WHAT TO PRODUCE: Tally the lines in the listing below that include "color". Answer with the count and nothing more.

PROVIDED DATA:

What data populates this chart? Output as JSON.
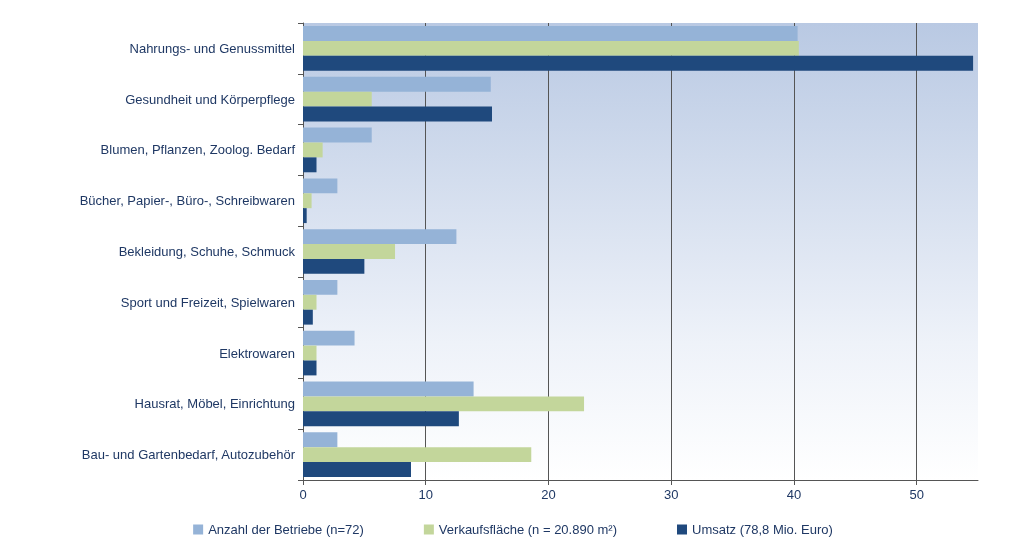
{
  "chart_data": {
    "type": "bar",
    "orientation": "horizontal",
    "categories": [
      "Nahrungs- und Genussmittel",
      "Gesundheit und Körperpflege",
      "Blumen, Pflanzen, Zoolog. Bedarf",
      "Bücher, Papier-, Büro-, Schreibwaren",
      "Bekleidung, Schuhe, Schmuck",
      "Sport und Freizeit, Spielwaren",
      "Elektrowaren",
      "Hausrat, Möbel, Einrichtung",
      "Bau- und Gartenbedarf, Autozubehör"
    ],
    "series": [
      {
        "name": "Anzahl der Betriebe (n=72)",
        "color": "#95b3d7",
        "values": [
          40.3,
          15.3,
          5.6,
          2.8,
          12.5,
          2.8,
          4.2,
          13.9,
          2.8
        ]
      },
      {
        "name": "Verkaufsfläche (n = 20.890 m²)",
        "color": "#c3d69b",
        "values": [
          40.4,
          5.6,
          1.6,
          0.7,
          7.5,
          1.1,
          1.1,
          22.9,
          18.6
        ]
      },
      {
        "name": "Umsatz (78,8 Mio. Euro)",
        "color": "#1f497d",
        "values": [
          54.6,
          15.4,
          1.1,
          0.3,
          5.0,
          0.8,
          1.1,
          12.7,
          8.8
        ]
      }
    ],
    "xlim": [
      0,
      55
    ],
    "xticks": [
      0,
      10,
      20,
      30,
      40,
      50
    ],
    "grid": "x",
    "legend": "bottom"
  }
}
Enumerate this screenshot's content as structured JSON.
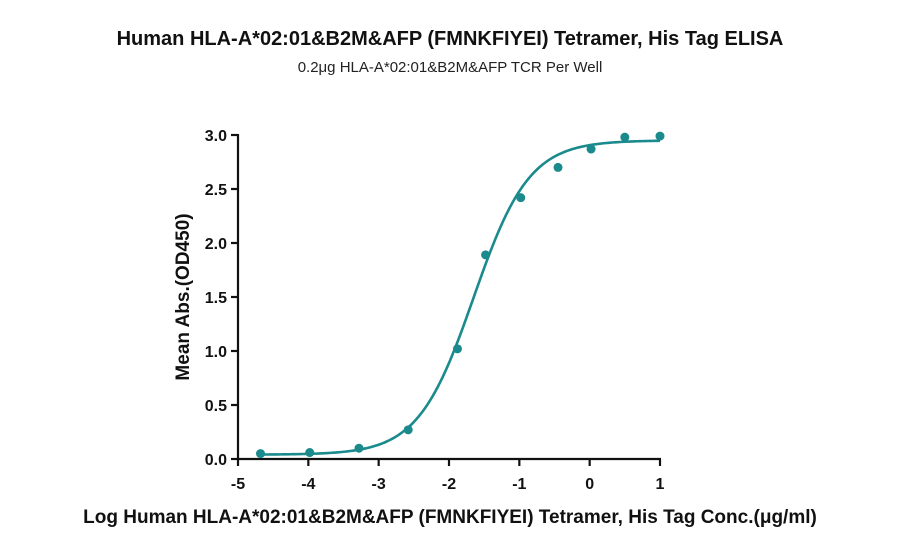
{
  "chart_data": {
    "type": "scatter",
    "title": "Human HLA-A*02:01&B2M&AFP (FMNKFIYEI) Tetramer, His Tag ELISA",
    "subtitle": "0.2μg HLA-A*02:01&B2M&AFP TCR Per Well",
    "xlabel": "Log Human HLA-A*02:01&B2M&AFP (FMNKFIYEI) Tetramer, His Tag Conc.(μg/ml)",
    "ylabel": "Mean Abs.(OD450)",
    "xlim": [
      -5,
      1
    ],
    "ylim": [
      0,
      3
    ],
    "x_ticks": [
      "-5",
      "-4",
      "-3",
      "-2",
      "-1",
      "0",
      "1"
    ],
    "y_ticks": [
      "0.0",
      "0.5",
      "1.0",
      "1.5",
      "2.0",
      "2.5",
      "3.0"
    ],
    "grid": false,
    "color": "#1a8a8c",
    "series": [
      {
        "points": [
          {
            "x": -4.68,
            "y": 0.05
          },
          {
            "x": -3.98,
            "y": 0.06
          },
          {
            "x": -3.28,
            "y": 0.1
          },
          {
            "x": -2.58,
            "y": 0.27
          },
          {
            "x": -1.88,
            "y": 1.02
          },
          {
            "x": -1.48,
            "y": 1.89
          },
          {
            "x": -0.98,
            "y": 2.42
          },
          {
            "x": -0.45,
            "y": 2.7
          },
          {
            "x": 0.02,
            "y": 2.87
          },
          {
            "x": 0.5,
            "y": 2.98
          },
          {
            "x": 1.0,
            "y": 2.99
          }
        ],
        "fit": {
          "type": "4PL",
          "bottom": 0.04,
          "top": 2.95,
          "logEC50": -1.65,
          "hill": 1.1,
          "x_range": [
            -4.68,
            1.0
          ]
        }
      }
    ]
  }
}
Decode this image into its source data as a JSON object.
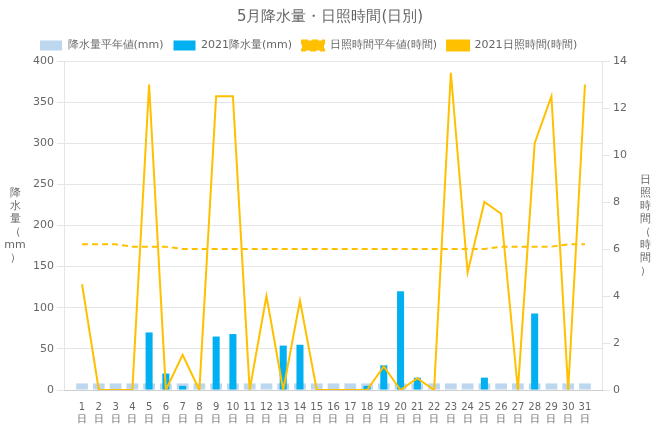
{
  "chart_data": {
    "type": "bar",
    "title": "5月降水量・日照時間(日別)",
    "x": [
      1,
      2,
      3,
      4,
      5,
      6,
      7,
      8,
      9,
      10,
      11,
      12,
      13,
      14,
      15,
      16,
      17,
      18,
      19,
      20,
      21,
      22,
      23,
      24,
      25,
      26,
      27,
      28,
      29,
      30,
      31
    ],
    "xlim": [
      0.5,
      31.5
    ],
    "xticks": [
      {
        "value": 1,
        "label": "1\n日"
      },
      {
        "value": 2,
        "label": "2\n日"
      },
      {
        "value": 3,
        "label": "3\n日"
      },
      {
        "value": 4,
        "label": "4\n日"
      },
      {
        "value": 5,
        "label": "5\n日"
      },
      {
        "value": 6,
        "label": "6\n日"
      },
      {
        "value": 7,
        "label": "7\n日"
      },
      {
        "value": 8,
        "label": "8\n日"
      },
      {
        "value": 9,
        "label": "9\n日"
      },
      {
        "value": 10,
        "label": "10\n日"
      },
      {
        "value": 11,
        "label": "11\n日"
      },
      {
        "value": 12,
        "label": "12\n日"
      },
      {
        "value": 13,
        "label": "13\n日"
      },
      {
        "value": 14,
        "label": "14\n日"
      },
      {
        "value": 15,
        "label": "15\n日"
      },
      {
        "value": 16,
        "label": "16\n日"
      },
      {
        "value": 17,
        "label": "17\n日"
      },
      {
        "value": 18,
        "label": "18\n日"
      },
      {
        "value": 19,
        "label": "19\n日"
      },
      {
        "value": 20,
        "label": "20\n日"
      },
      {
        "value": 21,
        "label": "21\n日"
      },
      {
        "value": 22,
        "label": "22\n日"
      },
      {
        "value": 23,
        "label": "23\n日"
      },
      {
        "value": 24,
        "label": "24\n日"
      },
      {
        "value": 25,
        "label": "25\n日"
      },
      {
        "value": 26,
        "label": "26\n日"
      },
      {
        "value": 27,
        "label": "27\n日"
      },
      {
        "value": 28,
        "label": "28\n日"
      },
      {
        "value": 29,
        "label": "29\n日"
      },
      {
        "value": 30,
        "label": "30\n日"
      },
      {
        "value": 31,
        "label": "31\n日"
      }
    ],
    "ylabel": "降\n水\n量\n（\nmm\n）",
    "y2label": "日\n照\n時\n間\n（\n時\n間\n）",
    "ylim": [
      0,
      400
    ],
    "yticks": [
      0,
      50,
      100,
      150,
      200,
      250,
      300,
      350,
      400
    ],
    "y2lim": [
      0,
      14
    ],
    "y2ticks": [
      0,
      2,
      4,
      6,
      8,
      10,
      12,
      14
    ],
    "grid": "y",
    "legend": "top",
    "series": [
      {
        "name": "降水量平年値(mm)",
        "type": "bar",
        "color": "#bdd7ee",
        "values": [
          8,
          8,
          8,
          8,
          8,
          8,
          8,
          8,
          8,
          8,
          8,
          8,
          8,
          8,
          8,
          8,
          8,
          8,
          8,
          8,
          8,
          8,
          8,
          8,
          8,
          8,
          8,
          8,
          8,
          8,
          8
        ]
      },
      {
        "name": "2021降水量(mm)",
        "type": "bar",
        "color": "#00b0f0",
        "values": [
          0,
          0,
          0,
          0,
          70,
          20,
          5,
          0,
          65,
          68,
          0,
          0,
          54,
          55,
          0,
          0,
          0,
          5,
          30,
          120,
          15,
          0,
          0,
          0,
          15,
          0,
          0,
          93,
          0,
          0,
          0
        ]
      },
      {
        "name": "日照時間平年値(時間)",
        "type": "line",
        "color": "#ffc000",
        "line_style": "dashed",
        "axis": "y2",
        "values": [
          6.2,
          6.2,
          6.2,
          6.1,
          6.1,
          6.1,
          6.0,
          6.0,
          6.0,
          6.0,
          6.0,
          6.0,
          6.0,
          6.0,
          6.0,
          6.0,
          6.0,
          6.0,
          6.0,
          6.0,
          6.0,
          6.0,
          6.0,
          6.0,
          6.0,
          6.1,
          6.1,
          6.1,
          6.1,
          6.2,
          6.2
        ]
      },
      {
        "name": "2021日照時間(時間)",
        "type": "line",
        "color": "#ffc000",
        "line_style": "solid",
        "axis": "y2",
        "values": [
          4.5,
          0,
          0,
          0,
          13,
          0,
          1.5,
          0,
          12.5,
          12.5,
          0,
          4,
          0,
          3.8,
          0,
          0,
          0,
          0,
          1,
          0,
          0.5,
          0,
          13.5,
          5,
          8,
          7.5,
          0,
          10.5,
          12.5,
          0,
          13
        ]
      }
    ]
  }
}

EXPECTED ANSWER: 8